Quote every line of the data below as it stands, omitting pictures.

▽

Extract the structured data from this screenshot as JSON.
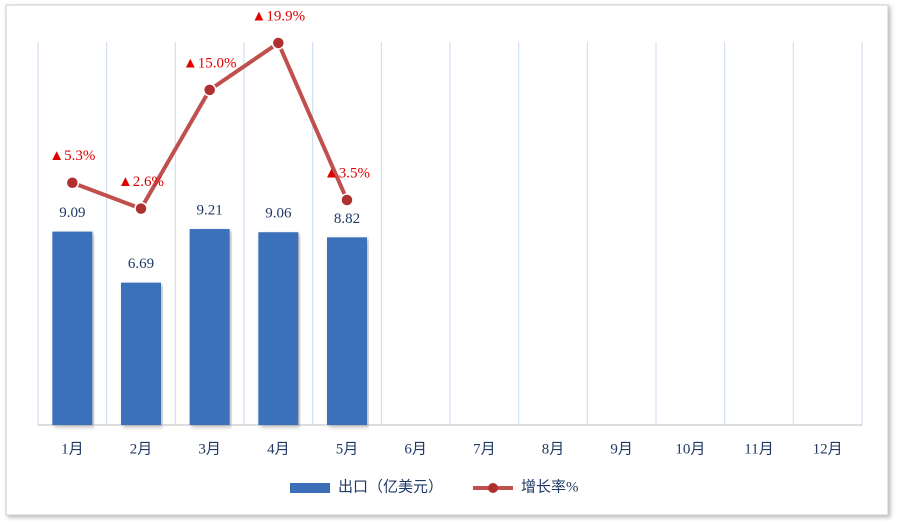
{
  "chart_data": {
    "type": "bar-line",
    "categories": [
      "1月",
      "2月",
      "3月",
      "4月",
      "5月",
      "6月",
      "7月",
      "8月",
      "9月",
      "10月",
      "11月",
      "12月"
    ],
    "series": [
      {
        "name": "出口（亿美元）",
        "type": "bar",
        "color": "#3b6fba",
        "values": [
          9.09,
          6.69,
          9.21,
          9.06,
          8.82,
          null,
          null,
          null,
          null,
          null,
          null,
          null
        ]
      },
      {
        "name": "增长率%",
        "type": "line",
        "axis": "y2",
        "color": "#c0504d",
        "label_color": "#e00000",
        "values": [
          5.3,
          2.6,
          15.0,
          19.9,
          3.5,
          null,
          null,
          null,
          null,
          null,
          null,
          null
        ],
        "value_labels": [
          "▲5.3%",
          "▲2.6%",
          "▲15.0%",
          "▲19.9%",
          "▲3.5%",
          null,
          null,
          null,
          null,
          null,
          null,
          null
        ]
      }
    ],
    "ylim": [
      0,
      18
    ],
    "y2lim": [
      -20,
      20
    ],
    "grid": true,
    "legend": "bottom"
  }
}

△

RESPONSE FOR THIS EXERCISE:
Extract the structured data from this screenshot as JSON.
{
  "chart_data": {
    "type": "bar-line",
    "categories": [
      "1月",
      "2月",
      "3月",
      "4月",
      "5月",
      "6月",
      "7月",
      "8月",
      "9月",
      "10月",
      "11月",
      "12月"
    ],
    "series": [
      {
        "name": "出口（亿美元）",
        "type": "bar",
        "color": "#3b6fba",
        "values": [
          9.09,
          6.69,
          9.21,
          9.06,
          8.82,
          null,
          null,
          null,
          null,
          null,
          null,
          null
        ]
      },
      {
        "name": "增长率%",
        "type": "line",
        "axis": "y2",
        "color": "#c0504d",
        "label_color": "#e00000",
        "values": [
          5.3,
          2.6,
          15.0,
          19.9,
          3.5,
          null,
          null,
          null,
          null,
          null,
          null,
          null
        ],
        "value_labels": [
          "▲5.3%",
          "▲2.6%",
          "▲15.0%",
          "▲19.9%",
          "▲3.5%",
          null,
          null,
          null,
          null,
          null,
          null,
          null
        ]
      }
    ],
    "ylim": [
      0,
      18
    ],
    "y2lim": [
      -20,
      20
    ],
    "grid": true,
    "legend": "bottom"
  }
}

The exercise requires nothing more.